>> start Recorded information

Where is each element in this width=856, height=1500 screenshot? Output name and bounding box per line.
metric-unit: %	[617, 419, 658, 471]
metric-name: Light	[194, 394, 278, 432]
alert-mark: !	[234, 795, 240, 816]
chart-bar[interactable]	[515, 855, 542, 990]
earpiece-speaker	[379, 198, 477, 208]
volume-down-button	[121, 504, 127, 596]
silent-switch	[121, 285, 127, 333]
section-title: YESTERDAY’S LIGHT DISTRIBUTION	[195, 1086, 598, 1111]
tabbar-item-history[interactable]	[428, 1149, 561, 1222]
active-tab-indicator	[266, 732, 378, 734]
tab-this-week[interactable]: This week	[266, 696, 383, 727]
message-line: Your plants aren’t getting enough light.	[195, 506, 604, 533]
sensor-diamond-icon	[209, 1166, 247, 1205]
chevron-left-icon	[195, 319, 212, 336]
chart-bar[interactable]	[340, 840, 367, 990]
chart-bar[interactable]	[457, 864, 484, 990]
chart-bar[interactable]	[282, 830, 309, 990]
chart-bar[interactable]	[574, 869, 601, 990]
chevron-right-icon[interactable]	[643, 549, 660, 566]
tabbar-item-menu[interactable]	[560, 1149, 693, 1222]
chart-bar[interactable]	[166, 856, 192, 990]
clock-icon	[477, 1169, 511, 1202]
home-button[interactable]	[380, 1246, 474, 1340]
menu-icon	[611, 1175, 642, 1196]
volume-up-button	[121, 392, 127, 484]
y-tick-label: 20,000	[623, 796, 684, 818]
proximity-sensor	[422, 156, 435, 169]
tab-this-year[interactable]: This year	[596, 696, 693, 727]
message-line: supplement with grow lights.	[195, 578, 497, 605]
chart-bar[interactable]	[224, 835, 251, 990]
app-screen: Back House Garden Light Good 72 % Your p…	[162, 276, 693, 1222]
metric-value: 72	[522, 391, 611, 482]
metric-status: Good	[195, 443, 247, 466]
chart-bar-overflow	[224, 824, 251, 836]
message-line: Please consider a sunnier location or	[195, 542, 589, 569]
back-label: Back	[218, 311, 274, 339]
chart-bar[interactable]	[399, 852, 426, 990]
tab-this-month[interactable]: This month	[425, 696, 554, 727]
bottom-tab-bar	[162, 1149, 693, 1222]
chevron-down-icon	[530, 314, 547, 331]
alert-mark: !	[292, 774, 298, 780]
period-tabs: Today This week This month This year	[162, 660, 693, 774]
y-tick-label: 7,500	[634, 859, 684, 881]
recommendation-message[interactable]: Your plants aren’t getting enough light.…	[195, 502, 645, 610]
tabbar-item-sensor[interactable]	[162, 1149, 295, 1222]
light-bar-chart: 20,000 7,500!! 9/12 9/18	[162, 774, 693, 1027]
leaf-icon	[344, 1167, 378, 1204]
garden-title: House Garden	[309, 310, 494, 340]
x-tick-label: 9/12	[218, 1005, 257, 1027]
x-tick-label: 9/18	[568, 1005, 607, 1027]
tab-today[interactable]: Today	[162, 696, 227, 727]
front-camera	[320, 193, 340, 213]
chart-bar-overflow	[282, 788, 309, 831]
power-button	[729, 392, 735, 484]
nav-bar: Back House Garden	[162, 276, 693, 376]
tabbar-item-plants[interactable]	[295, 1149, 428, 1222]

>> end Recorded information

**Aim of the task**
Rewrite the lines above as a Markdown table with two columns, No. and Line. Number each row and omit any blank lines.

**Answer in full**
| No. | Line |
|---|---|
| 1 | Where is each element in this width=856, height=1500 screenshot? Output name and bounding box per line. |
| 2 | metric-unit: %	[617, 419, 658, 471] |
| 3 | metric-name: Light	[194, 394, 278, 432] |
| 4 | alert-mark: !	[234, 795, 240, 816] |
| 5 | chart-bar[interactable]	[515, 855, 542, 990] |
| 6 | earpiece-speaker	[379, 198, 477, 208] |
| 7 | volume-down-button	[121, 504, 127, 596] |
| 8 | silent-switch	[121, 285, 127, 333] |
| 9 | section-title: YESTERDAY’S LIGHT DISTRIBUTION	[195, 1086, 598, 1111] |
| 10 | tabbar-item-history[interactable]	[428, 1149, 561, 1222] |
| 11 | active-tab-indicator	[266, 732, 378, 734] |
| 12 | tab-this-week[interactable]: This week	[266, 696, 383, 727] |
| 13 | message-line: Your plants aren’t getting enough light.	[195, 506, 604, 533] |
| 14 | sensor-diamond-icon	[209, 1166, 247, 1205] |
| 15 | chevron-left-icon	[195, 319, 212, 336] |
| 16 | chart-bar[interactable]	[340, 840, 367, 990] |
| 17 | chart-bar[interactable]	[457, 864, 484, 990] |
| 18 | chart-bar[interactable]	[282, 830, 309, 990] |
| 19 | chart-bar[interactable]	[574, 869, 601, 990] |
| 20 | chevron-right-icon[interactable]	[643, 549, 660, 566] |
| 21 | tabbar-item-menu[interactable]	[560, 1149, 693, 1222] |
| 22 | chart-bar[interactable]	[166, 856, 192, 990] |
| 23 | clock-icon	[477, 1169, 511, 1202] |
| 24 | home-button[interactable]	[380, 1246, 474, 1340] |
| 25 | menu-icon	[611, 1175, 642, 1196] |
| 26 | volume-up-button	[121, 392, 127, 484] |
| 27 | y-tick-label: 20,000	[623, 796, 684, 818] |
| 28 | proximity-sensor	[422, 156, 435, 169] |
| 29 | tab-this-year[interactable]: This year	[596, 696, 693, 727] |
| 30 | message-line: supplement with grow lights.	[195, 578, 497, 605] |
| 31 | chart-bar[interactable]	[224, 835, 251, 990] |
| 32 | app-screen: Back House Garden Light Good 72 % Your p…	[162, 276, 693, 1222] |
| 33 | metric-value: 72	[522, 391, 611, 482] |
| 34 | metric-status: Good	[195, 443, 247, 466] |
| 35 | chart-bar-overflow	[224, 824, 251, 836] |
| 36 | message-line: Please consider a sunnier location or	[195, 542, 589, 569] |
| 37 | back-label: Back	[218, 311, 274, 339] |
| 38 | chart-bar[interactable]	[399, 852, 426, 990] |
| 39 | tab-this-month[interactable]: This month	[425, 696, 554, 727] |
| 40 | bottom-tab-bar	[162, 1149, 693, 1222] |
| 41 | chevron-down-icon	[530, 314, 547, 331] |
| 42 | alert-mark: !	[292, 774, 298, 780] |
| 43 | period-tabs: Today This week This month This year	[162, 660, 693, 774] |
| 44 | y-tick-label: 7,500	[634, 859, 684, 881] |
| 45 | recommendation-message[interactable]: Your plants aren’t getting enough light.…	[195, 502, 645, 610] |
| 46 | tabbar-item-sensor[interactable]	[162, 1149, 295, 1222] |
| 47 | light-bar-chart: 20,000 7,500!! 9/12 9/18	[162, 774, 693, 1027] |
| 48 | leaf-icon	[344, 1167, 378, 1204] |
| 49 | garden-title: House Garden	[309, 310, 494, 340] |
| 50 | x-tick-label: 9/12	[218, 1005, 257, 1027] |
| 51 | x-tick-label: 9/18	[568, 1005, 607, 1027] |
| 52 | tab-today[interactable]: Today	[162, 696, 227, 727] |
| 53 | front-camera	[320, 193, 340, 213] |
| 54 | chart-bar-overflow	[282, 788, 309, 831] |
| 55 | power-button	[729, 392, 735, 484] |
| 56 | nav-bar: Back House Garden	[162, 276, 693, 376] |
| 57 | tabbar-item-plants[interactable]	[295, 1149, 428, 1222] |